Bring together all lines of the material below that contain the string "JSON".
--- begin ---
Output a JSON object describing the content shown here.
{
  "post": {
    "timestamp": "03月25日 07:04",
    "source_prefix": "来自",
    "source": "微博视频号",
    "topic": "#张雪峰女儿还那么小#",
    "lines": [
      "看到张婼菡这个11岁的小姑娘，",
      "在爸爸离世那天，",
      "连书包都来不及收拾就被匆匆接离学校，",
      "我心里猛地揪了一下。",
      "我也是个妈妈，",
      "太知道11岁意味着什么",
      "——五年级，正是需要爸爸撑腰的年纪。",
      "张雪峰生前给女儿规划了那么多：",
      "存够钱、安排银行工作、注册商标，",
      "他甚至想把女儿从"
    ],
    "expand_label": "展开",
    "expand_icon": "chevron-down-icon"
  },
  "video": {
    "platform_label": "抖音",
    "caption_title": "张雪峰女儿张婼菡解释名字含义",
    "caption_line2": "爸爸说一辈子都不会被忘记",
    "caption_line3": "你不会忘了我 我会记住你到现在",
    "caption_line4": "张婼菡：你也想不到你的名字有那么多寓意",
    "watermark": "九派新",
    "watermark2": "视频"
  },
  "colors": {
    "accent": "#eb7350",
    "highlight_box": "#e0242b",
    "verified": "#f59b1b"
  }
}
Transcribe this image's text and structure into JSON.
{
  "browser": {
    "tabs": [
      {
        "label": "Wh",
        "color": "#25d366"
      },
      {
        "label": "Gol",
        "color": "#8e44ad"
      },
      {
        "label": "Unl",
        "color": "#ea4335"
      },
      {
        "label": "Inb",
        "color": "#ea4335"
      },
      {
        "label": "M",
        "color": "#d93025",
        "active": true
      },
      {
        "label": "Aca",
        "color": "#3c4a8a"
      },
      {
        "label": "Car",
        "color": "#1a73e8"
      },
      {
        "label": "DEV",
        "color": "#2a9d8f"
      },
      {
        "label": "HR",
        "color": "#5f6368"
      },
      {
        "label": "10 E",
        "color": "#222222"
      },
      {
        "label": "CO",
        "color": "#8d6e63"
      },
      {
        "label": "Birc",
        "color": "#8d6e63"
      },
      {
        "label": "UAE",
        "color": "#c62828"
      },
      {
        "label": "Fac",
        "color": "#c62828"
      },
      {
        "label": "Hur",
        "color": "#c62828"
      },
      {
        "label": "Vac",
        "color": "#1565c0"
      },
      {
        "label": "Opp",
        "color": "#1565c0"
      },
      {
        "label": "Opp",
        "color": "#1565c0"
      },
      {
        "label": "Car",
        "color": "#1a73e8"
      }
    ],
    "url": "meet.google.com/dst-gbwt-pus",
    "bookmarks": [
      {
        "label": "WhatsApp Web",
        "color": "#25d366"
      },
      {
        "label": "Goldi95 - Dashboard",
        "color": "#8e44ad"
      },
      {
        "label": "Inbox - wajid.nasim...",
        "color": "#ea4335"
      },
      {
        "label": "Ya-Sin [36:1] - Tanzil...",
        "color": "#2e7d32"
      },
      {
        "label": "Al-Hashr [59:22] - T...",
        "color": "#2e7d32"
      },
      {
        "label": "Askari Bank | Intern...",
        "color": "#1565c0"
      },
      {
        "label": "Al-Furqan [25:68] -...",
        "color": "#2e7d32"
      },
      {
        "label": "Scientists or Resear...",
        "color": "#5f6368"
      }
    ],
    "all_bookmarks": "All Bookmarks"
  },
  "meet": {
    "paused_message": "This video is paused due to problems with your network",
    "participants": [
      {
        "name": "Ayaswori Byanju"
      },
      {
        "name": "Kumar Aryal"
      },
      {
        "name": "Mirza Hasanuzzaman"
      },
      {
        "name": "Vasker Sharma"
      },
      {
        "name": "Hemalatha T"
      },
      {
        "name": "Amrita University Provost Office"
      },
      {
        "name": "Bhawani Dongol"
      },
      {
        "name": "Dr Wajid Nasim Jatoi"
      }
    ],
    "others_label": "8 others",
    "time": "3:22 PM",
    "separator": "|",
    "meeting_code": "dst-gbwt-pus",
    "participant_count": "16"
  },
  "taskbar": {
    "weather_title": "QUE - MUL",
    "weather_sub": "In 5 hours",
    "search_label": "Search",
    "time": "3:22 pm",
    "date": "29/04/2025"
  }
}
--- end ---
Completed task =
Output a JSON object describing the content shown here.
Transcribe this image's text and structure into JSON.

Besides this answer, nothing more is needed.